** START OF INFORMATION GIVEN **

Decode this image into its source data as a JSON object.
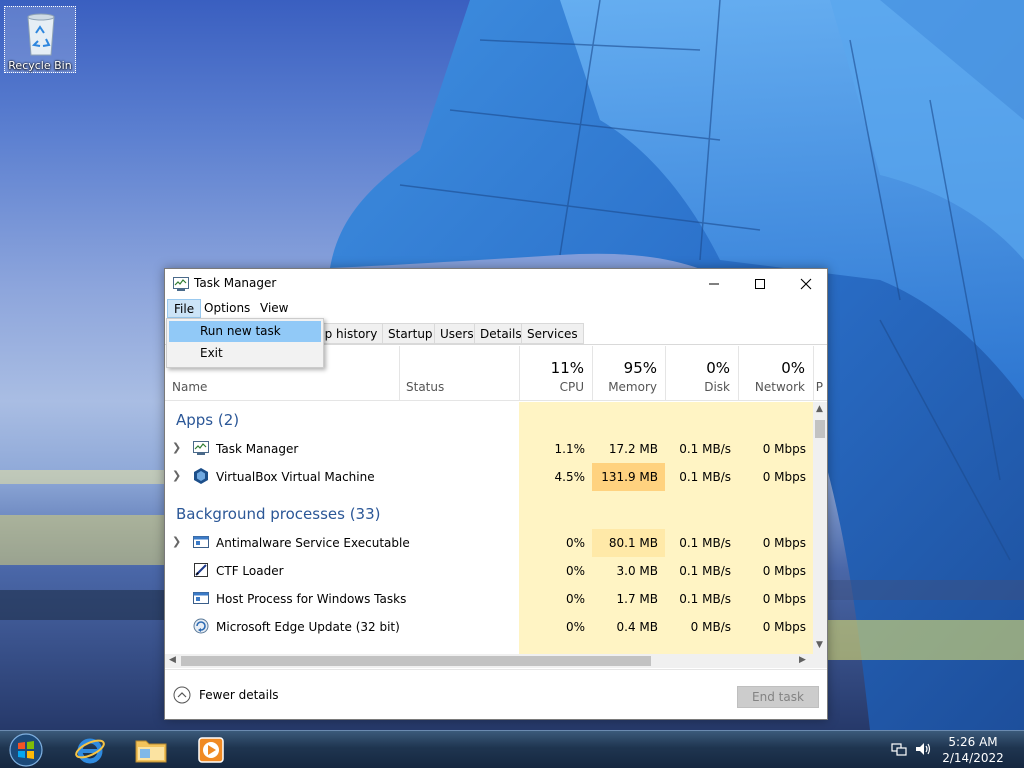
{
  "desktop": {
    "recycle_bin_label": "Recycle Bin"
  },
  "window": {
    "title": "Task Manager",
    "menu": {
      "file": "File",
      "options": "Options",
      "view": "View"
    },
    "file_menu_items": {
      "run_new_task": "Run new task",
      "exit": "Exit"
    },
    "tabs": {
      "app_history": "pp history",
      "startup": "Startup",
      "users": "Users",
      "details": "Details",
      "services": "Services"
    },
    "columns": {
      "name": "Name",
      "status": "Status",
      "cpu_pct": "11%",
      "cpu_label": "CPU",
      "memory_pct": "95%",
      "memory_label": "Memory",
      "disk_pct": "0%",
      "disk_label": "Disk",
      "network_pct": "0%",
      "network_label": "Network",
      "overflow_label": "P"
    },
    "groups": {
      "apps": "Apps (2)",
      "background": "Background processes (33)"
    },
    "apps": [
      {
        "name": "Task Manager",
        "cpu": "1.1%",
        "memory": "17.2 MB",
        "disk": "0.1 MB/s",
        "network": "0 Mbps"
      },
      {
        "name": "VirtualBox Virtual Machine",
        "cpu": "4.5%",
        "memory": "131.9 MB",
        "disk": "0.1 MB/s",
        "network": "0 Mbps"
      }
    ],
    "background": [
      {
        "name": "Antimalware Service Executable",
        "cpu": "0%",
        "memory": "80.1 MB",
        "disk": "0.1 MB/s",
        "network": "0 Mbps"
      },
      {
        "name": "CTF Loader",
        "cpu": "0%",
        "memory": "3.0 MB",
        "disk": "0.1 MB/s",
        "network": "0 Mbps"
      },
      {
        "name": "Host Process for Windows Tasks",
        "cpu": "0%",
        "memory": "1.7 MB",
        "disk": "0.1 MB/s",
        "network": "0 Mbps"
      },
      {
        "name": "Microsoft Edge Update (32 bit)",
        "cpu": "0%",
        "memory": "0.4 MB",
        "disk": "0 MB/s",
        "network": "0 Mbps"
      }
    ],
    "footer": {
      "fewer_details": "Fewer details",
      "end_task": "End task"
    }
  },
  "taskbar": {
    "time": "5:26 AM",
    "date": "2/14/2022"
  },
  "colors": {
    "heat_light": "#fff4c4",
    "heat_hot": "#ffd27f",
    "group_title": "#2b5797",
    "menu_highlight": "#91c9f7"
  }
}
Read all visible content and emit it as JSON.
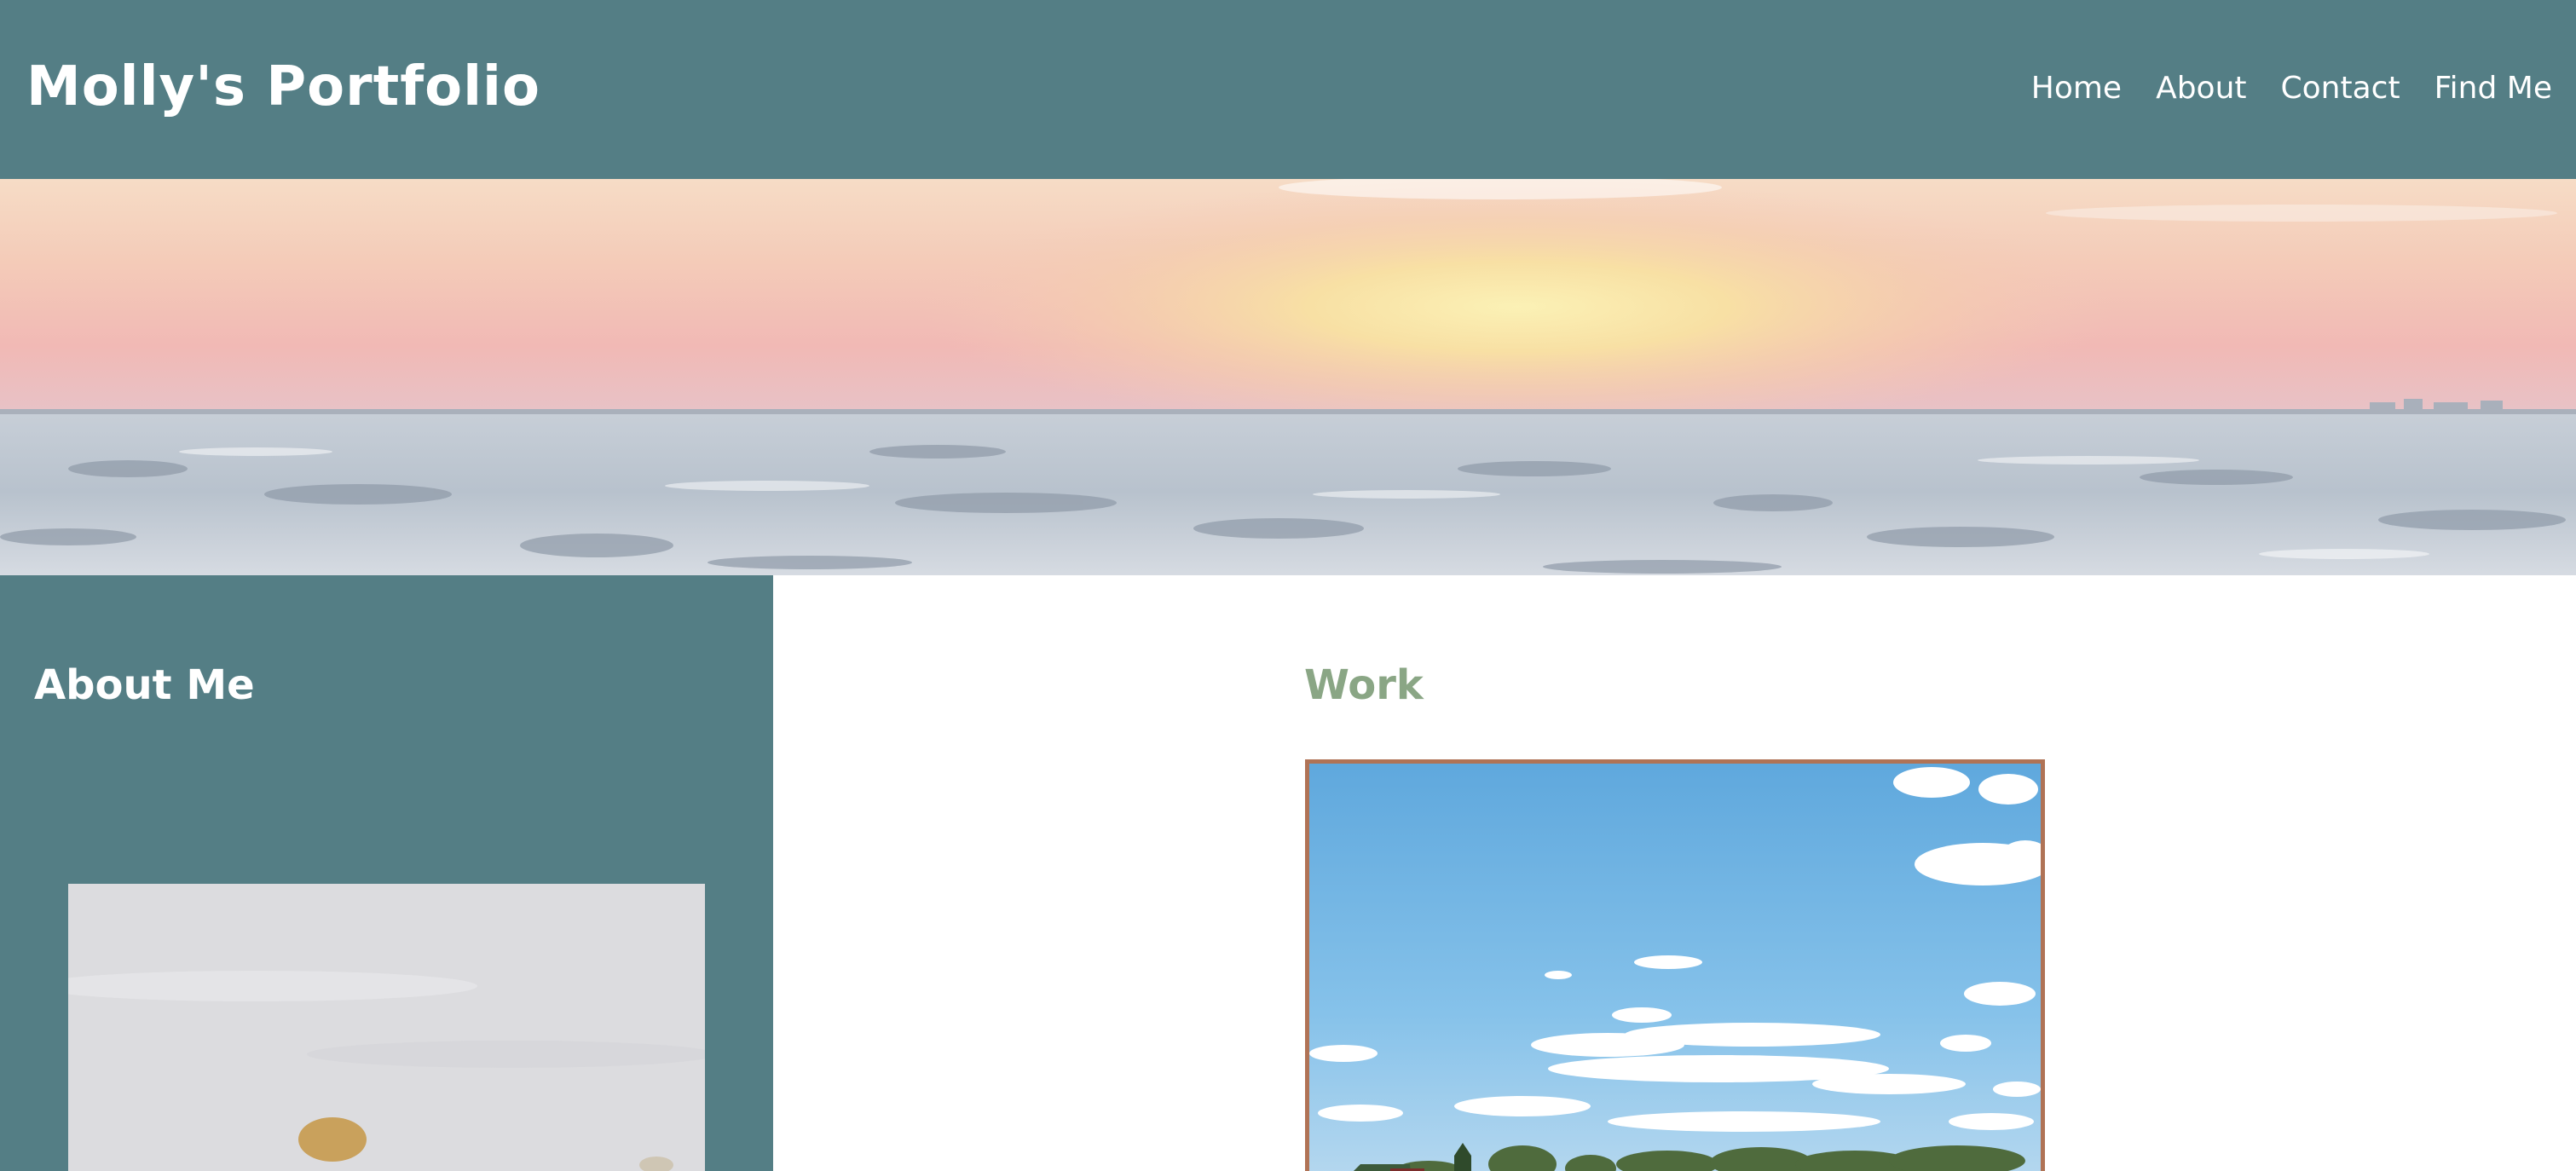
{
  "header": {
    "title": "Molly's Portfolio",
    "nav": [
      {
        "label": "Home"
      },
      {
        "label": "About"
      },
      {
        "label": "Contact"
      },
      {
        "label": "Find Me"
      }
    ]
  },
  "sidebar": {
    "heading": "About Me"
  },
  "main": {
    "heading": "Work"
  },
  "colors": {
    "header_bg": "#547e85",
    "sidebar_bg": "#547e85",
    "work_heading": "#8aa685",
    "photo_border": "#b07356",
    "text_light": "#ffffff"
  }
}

** END OF INFORMATION GIVEN **

--- WORK TO DO ---
In the entries above, find lines with "details" and copy each.

--- THE COMPLETED TASK ---
      "details": "Details",
      "fewer_details": "Fewer details",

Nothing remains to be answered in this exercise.